PROBLEM DETAILS
Each entry that follows must be output without any deviation.
** START OF RECORD EXCERPTS **
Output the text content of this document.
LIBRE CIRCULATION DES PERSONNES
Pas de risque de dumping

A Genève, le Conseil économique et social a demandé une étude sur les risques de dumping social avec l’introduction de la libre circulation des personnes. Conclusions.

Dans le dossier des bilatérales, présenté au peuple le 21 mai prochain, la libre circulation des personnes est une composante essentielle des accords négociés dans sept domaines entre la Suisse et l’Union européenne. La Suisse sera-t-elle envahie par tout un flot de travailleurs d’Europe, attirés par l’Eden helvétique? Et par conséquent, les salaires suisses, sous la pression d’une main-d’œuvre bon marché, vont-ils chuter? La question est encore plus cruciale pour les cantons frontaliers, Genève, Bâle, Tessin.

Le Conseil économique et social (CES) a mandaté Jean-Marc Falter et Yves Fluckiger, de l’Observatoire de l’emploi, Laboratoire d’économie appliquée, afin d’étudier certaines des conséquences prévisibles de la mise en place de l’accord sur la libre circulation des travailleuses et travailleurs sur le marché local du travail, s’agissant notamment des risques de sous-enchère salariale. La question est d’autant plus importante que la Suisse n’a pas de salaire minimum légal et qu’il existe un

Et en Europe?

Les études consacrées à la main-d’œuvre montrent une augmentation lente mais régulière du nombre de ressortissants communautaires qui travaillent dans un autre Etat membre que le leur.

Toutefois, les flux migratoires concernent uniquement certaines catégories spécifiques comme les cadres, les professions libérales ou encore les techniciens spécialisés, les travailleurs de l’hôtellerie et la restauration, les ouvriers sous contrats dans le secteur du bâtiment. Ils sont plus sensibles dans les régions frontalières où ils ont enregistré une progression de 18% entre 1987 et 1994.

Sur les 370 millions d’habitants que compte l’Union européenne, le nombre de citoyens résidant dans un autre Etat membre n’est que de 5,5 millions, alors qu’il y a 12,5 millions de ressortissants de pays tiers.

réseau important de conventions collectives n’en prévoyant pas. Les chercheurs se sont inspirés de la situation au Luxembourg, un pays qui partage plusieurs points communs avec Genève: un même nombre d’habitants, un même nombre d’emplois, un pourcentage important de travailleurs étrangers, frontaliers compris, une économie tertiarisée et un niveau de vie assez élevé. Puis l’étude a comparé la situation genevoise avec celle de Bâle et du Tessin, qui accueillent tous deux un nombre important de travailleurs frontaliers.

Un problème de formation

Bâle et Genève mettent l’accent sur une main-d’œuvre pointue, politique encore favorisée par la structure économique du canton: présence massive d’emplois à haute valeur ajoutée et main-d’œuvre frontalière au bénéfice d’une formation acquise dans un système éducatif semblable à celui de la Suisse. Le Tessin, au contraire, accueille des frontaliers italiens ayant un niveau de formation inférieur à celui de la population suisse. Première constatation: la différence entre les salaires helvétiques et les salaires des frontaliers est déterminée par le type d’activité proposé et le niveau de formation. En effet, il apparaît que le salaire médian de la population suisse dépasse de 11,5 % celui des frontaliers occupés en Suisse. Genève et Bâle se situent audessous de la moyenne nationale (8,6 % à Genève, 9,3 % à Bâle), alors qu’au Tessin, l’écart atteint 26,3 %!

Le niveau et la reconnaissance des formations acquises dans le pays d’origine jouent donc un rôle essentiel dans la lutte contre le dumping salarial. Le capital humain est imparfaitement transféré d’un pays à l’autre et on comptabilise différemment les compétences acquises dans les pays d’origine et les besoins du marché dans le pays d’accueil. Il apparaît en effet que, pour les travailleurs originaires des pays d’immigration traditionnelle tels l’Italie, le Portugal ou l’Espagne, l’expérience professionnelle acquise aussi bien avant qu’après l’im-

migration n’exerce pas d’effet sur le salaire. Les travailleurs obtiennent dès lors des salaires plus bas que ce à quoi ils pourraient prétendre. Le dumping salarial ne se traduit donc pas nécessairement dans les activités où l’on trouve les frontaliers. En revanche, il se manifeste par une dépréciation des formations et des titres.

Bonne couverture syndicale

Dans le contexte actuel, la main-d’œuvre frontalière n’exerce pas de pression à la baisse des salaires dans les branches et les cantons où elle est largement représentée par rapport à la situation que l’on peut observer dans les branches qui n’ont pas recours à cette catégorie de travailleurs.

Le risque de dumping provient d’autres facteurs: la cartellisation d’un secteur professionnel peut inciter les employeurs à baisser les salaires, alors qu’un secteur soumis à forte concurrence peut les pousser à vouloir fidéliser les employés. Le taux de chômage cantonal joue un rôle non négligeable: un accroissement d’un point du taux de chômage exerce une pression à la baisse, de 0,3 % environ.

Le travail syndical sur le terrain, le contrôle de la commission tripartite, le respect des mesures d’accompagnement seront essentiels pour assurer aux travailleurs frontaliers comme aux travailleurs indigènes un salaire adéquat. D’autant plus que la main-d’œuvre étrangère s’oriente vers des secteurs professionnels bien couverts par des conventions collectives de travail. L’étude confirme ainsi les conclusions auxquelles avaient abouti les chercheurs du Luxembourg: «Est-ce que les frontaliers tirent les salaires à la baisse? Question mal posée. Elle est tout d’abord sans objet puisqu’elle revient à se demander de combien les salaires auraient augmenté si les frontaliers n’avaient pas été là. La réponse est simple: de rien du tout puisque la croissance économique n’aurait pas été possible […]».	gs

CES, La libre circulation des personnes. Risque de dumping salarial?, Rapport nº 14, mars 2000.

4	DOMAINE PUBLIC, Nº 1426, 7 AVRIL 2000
** END OF RECORD EXCERPTS **
THE ANSWER
Output the text content of this document.
LIBRE CIRCULATION DES PERSONNES
Pas de risque de dumping

A Genève, le Conseil économique et social a demandé une étude sur les risques de dumping social avec l’introduction de la libre circulation des personnes. Conclusions.

Dans le dossier des bilatérales, présenté au peuple le 21 mai prochain, la libre circulation des personnes est une composante essentielle des accords négociés dans sept domaines entre la Suisse et l’Union européenne. La Suisse sera-t-elle envahie par tout un flot de travailleurs d’Europe, attirés par l’Eden helvétique? Et par conséquent, les salaires suisses, sous la pression d’une main-d’œuvre bon marché, vont-ils chuter? La question est encore plus cruciale pour les cantons frontaliers, Genève, Bâle, Tessin.

Le Conseil économique et social (CES) a mandaté Jean-Marc Falter et Yves Fluckiger, de l’Observatoire de l’emploi, Laboratoire d’économie appliquée, afin d’étudier certaines des conséquences prévisibles de la mise en place de l’accord sur la libre circulation des travailleuses et travailleurs sur le marché local du travail, s’agissant notamment des risques de sous-enchère salariale. La question est d’autant plus importante que la Suisse n’a pas de salaire minimum légal et qu’il existe un

Et en Europe?

Les études consacrées à la main-d’œuvre montrent une augmentation lente mais régulière du nombre de ressortissants communautaires qui travaillent dans un autre Etat membre que le leur.

Toutefois, les flux migratoires concernent uniquement certaines catégories spécifiques comme les cadres, les professions libérales ou encore les techniciens spécialisés, les travailleurs de l’hôtellerie et la restauration, les ouvriers sous contrats dans le secteur du bâtiment. Ils sont plus sensibles dans les régions frontalières où ils ont enregistré une progression de 18% entre 1987 et 1994.

Sur les 370 millions d’habitants que compte l’Union européenne, le nombre de citoyens résidant dans un autre Etat membre n’est que de 5,5 millions, alors qu’il y a 12,5 millions de ressortissants de pays tiers.

réseau important de conventions collectives n’en prévoyant pas. Les chercheurs se sont inspirés de la situation au Luxembourg, un pays qui partage plusieurs points communs avec Genève: un même nombre d’habitants, un même nombre d’emplois, un pourcentage important de travailleurs étrangers, frontaliers compris, une économie tertiarisée et un niveau de vie assez élevé. Puis l’étude a comparé la situation genevoise avec celle de Bâle et du Tessin, qui accueillent tous deux un nombre important de travailleurs frontaliers.

Un problème de formation

Bâle et Genève mettent l’accent sur une main-d’œuvre pointue, politique encore favorisée par la structure économique du canton: présence massive d’emplois à haute valeur ajoutée et main-d’œuvre frontalière au bénéfice d’une formation acquise dans un système éducatif semblable à celui de la Suisse. Le Tessin, au contraire, accueille des frontaliers italiens ayant un niveau de formation inférieur à celui de la population suisse. Première constatation: la différence entre les salaires helvétiques et les salaires des frontaliers est déterminée par le type d’activité proposé et le niveau de formation. En effet, il apparaît que le salaire médian de la population suisse dépasse de 11,5 % celui des frontaliers occupés en Suisse. Genève et Bâle se situent audessous de la moyenne nationale (8,6 % à Genève, 9,3 % à Bâle), alors qu’au Tessin, l’écart atteint 26,3 %!

Le niveau et la reconnaissance des formations acquises dans le pays d’origine jouent donc un rôle essentiel dans la lutte contre le dumping salarial. Le capital humain est imparfaitement transféré d’un pays à l’autre et on comptabilise différemment les compétences acquises dans les pays d’origine et les besoins du marché dans le pays d’accueil. Il apparaît en effet que, pour les travailleurs originaires des pays d’immigration traditionnelle tels l’Italie, le Portugal ou l’Espagne, l’expérience professionnelle acquise aussi bien avant qu’après l’im-

migration n’exerce pas d’effet sur le salaire. Les travailleurs obtiennent dès lors des salaires plus bas que ce à quoi ils pourraient prétendre. Le dumping salarial ne se traduit donc pas nécessairement dans les activités où l’on trouve les frontaliers. En revanche, il se manifeste par une dépréciation des formations et des titres.

Bonne couverture syndicale

Dans le contexte actuel, la main-d’œuvre frontalière n’exerce pas de pression à la baisse des salaires dans les branches et les cantons où elle est largement représentée par rapport à la situation que l’on peut observer dans les branches qui n’ont pas recours à cette catégorie de travailleurs.

Le risque de dumping provient d’autres facteurs: la cartellisation d’un secteur professionnel peut inciter les employeurs à baisser les salaires, alors qu’un secteur soumis à forte concurrence peut les pousser à vouloir fidéliser les employés. Le taux de chômage cantonal joue un rôle non négligeable: un accroissement d’un point du taux de chômage exerce une pression à la baisse, de 0,3 % environ.

Le travail syndical sur le terrain, le contrôle de la commission tripartite, le respect des mesures d’accompagnement seront essentiels pour assurer aux travailleurs frontaliers comme aux travailleurs indigènes un salaire adéquat. D’autant plus que la main-d’œuvre étrangère s’oriente vers des secteurs professionnels bien couverts par des conventions collectives de travail. L’étude confirme ainsi les conclusions auxquelles avaient abouti les chercheurs du Luxembourg: «Est-ce que les frontaliers tirent les salaires à la baisse? Question mal posée. Elle est tout d’abord sans objet puisqu’elle revient à se demander de combien les salaires auraient augmenté si les frontaliers n’avaient pas été là. La réponse est simple: de rien du tout puisque la croissance économique n’aurait pas été possible […]».	gs

CES, La libre circulation des personnes. Risque de dumping salarial?, Rapport nº 14, mars 2000.

4	DOMAINE PUBLIC, Nº 1426, 7 AVRIL 2000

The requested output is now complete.